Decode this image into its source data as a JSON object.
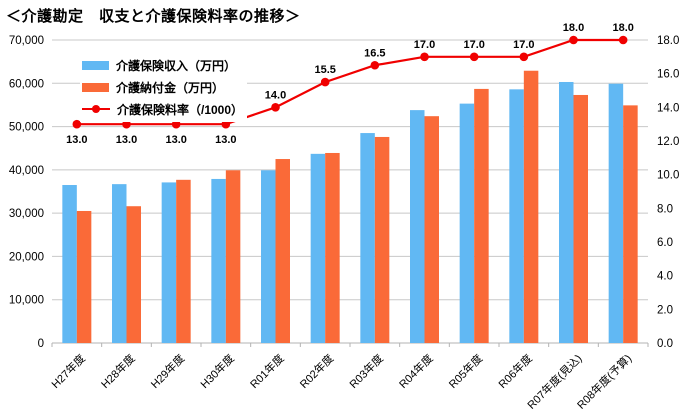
{
  "title": "＜介護勘定　収支と介護保険料率の推移＞",
  "colors": {
    "income_bar": "#61B8F3",
    "payment_bar": "#FA6A38",
    "rate_line": "#F00000",
    "gridline": "#C8C8C8",
    "axis_line": "#B3B3B3",
    "text": "#000000"
  },
  "legend": {
    "items": [
      {
        "label": "介護保険収入（万円）",
        "swatch": "blue-bar-swatch"
      },
      {
        "label": "介護納付金（万円）",
        "swatch": "orange-bar-swatch"
      },
      {
        "label": "介護保険料率（/1000）",
        "swatch": "red-line-swatch"
      }
    ]
  },
  "chart_data": {
    "type": "bar",
    "subtype": "grouped-bars-with-line",
    "title": "＜介護勘定　収支と介護保険料率の推移＞",
    "categories": [
      "H27年度",
      "H28年度",
      "H29年度",
      "H30年度",
      "R01年度",
      "R02年度",
      "R03年度",
      "R04年度",
      "R05年度",
      "R06年度",
      "R07年度(見込)",
      "R08年度(予算)"
    ],
    "series": [
      {
        "name": "介護保険収入（万円）",
        "type": "bar",
        "axis": "left",
        "color": "#61B8F3",
        "values": [
          36500,
          36700,
          37100,
          37900,
          39900,
          43700,
          48500,
          53800,
          55300,
          58600,
          60300,
          59900
        ]
      },
      {
        "name": "介護納付金（万円）",
        "type": "bar",
        "axis": "left",
        "color": "#FA6A38",
        "values": [
          30500,
          31600,
          37700,
          39900,
          42500,
          43900,
          47600,
          52400,
          58700,
          62900,
          57300,
          54900
        ]
      },
      {
        "name": "介護保険料率（/1000）",
        "type": "line",
        "axis": "right",
        "color": "#F00000",
        "values": [
          13.0,
          13.0,
          13.0,
          13.0,
          14.0,
          15.5,
          16.5,
          17.0,
          17.0,
          17.0,
          18.0,
          18.0
        ],
        "labels": [
          "13.0",
          "13.0",
          "13.0",
          "13.0",
          "14.0",
          "15.5",
          "16.5",
          "17.0",
          "17.0",
          "17.0",
          "18.0",
          "18.0"
        ],
        "label_side": [
          "below",
          "below",
          "below",
          "below",
          "above",
          "above",
          "above",
          "above",
          "above",
          "above",
          "above",
          "above"
        ]
      }
    ],
    "axes": {
      "left": {
        "min": 0,
        "max": 70000,
        "step": 10000,
        "tick_labels": [
          "0",
          "10,000",
          "20,000",
          "30,000",
          "40,000",
          "50,000",
          "60,000",
          "70,000"
        ]
      },
      "right": {
        "min": 0,
        "max": 18,
        "step": 2,
        "tick_labels": [
          "0.0",
          "2.0",
          "4.0",
          "6.0",
          "8.0",
          "10.0",
          "12.0",
          "14.0",
          "16.0",
          "18.0"
        ]
      }
    },
    "grid": "horizontal-left-axis",
    "legend_position": "top-left-inside",
    "x_label_rotation_deg": -45
  }
}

What the exercise asks:
Transcribe all of the entries word for word, but skip any pictures they contain.

Answer to this problem:
Decode this image into its source data as a JSON object.
{
  "title": "＜介護勘定　収支と介護保険料率の推移＞",
  "colors": {
    "income_bar": "#61B8F3",
    "payment_bar": "#FA6A38",
    "rate_line": "#F00000",
    "gridline": "#C8C8C8",
    "axis_line": "#B3B3B3",
    "text": "#000000"
  },
  "legend": {
    "items": [
      {
        "label": "介護保険収入（万円）",
        "swatch": "blue-bar-swatch"
      },
      {
        "label": "介護納付金（万円）",
        "swatch": "orange-bar-swatch"
      },
      {
        "label": "介護保険料率（/1000）",
        "swatch": "red-line-swatch"
      }
    ]
  },
  "chart_data": {
    "type": "bar",
    "subtype": "grouped-bars-with-line",
    "title": "＜介護勘定　収支と介護保険料率の推移＞",
    "categories": [
      "H27年度",
      "H28年度",
      "H29年度",
      "H30年度",
      "R01年度",
      "R02年度",
      "R03年度",
      "R04年度",
      "R05年度",
      "R06年度",
      "R07年度(見込)",
      "R08年度(予算)"
    ],
    "series": [
      {
        "name": "介護保険収入（万円）",
        "type": "bar",
        "axis": "left",
        "color": "#61B8F3",
        "values": [
          36500,
          36700,
          37100,
          37900,
          39900,
          43700,
          48500,
          53800,
          55300,
          58600,
          60300,
          59900
        ]
      },
      {
        "name": "介護納付金（万円）",
        "type": "bar",
        "axis": "left",
        "color": "#FA6A38",
        "values": [
          30500,
          31600,
          37700,
          39900,
          42500,
          43900,
          47600,
          52400,
          58700,
          62900,
          57300,
          54900
        ]
      },
      {
        "name": "介護保険料率（/1000）",
        "type": "line",
        "axis": "right",
        "color": "#F00000",
        "values": [
          13.0,
          13.0,
          13.0,
          13.0,
          14.0,
          15.5,
          16.5,
          17.0,
          17.0,
          17.0,
          18.0,
          18.0
        ],
        "labels": [
          "13.0",
          "13.0",
          "13.0",
          "13.0",
          "14.0",
          "15.5",
          "16.5",
          "17.0",
          "17.0",
          "17.0",
          "18.0",
          "18.0"
        ],
        "label_side": [
          "below",
          "below",
          "below",
          "below",
          "above",
          "above",
          "above",
          "above",
          "above",
          "above",
          "above",
          "above"
        ]
      }
    ],
    "axes": {
      "left": {
        "min": 0,
        "max": 70000,
        "step": 10000,
        "tick_labels": [
          "0",
          "10,000",
          "20,000",
          "30,000",
          "40,000",
          "50,000",
          "60,000",
          "70,000"
        ]
      },
      "right": {
        "min": 0,
        "max": 18,
        "step": 2,
        "tick_labels": [
          "0.0",
          "2.0",
          "4.0",
          "6.0",
          "8.0",
          "10.0",
          "12.0",
          "14.0",
          "16.0",
          "18.0"
        ]
      }
    },
    "grid": "horizontal-left-axis",
    "legend_position": "top-left-inside",
    "x_label_rotation_deg": -45
  }
}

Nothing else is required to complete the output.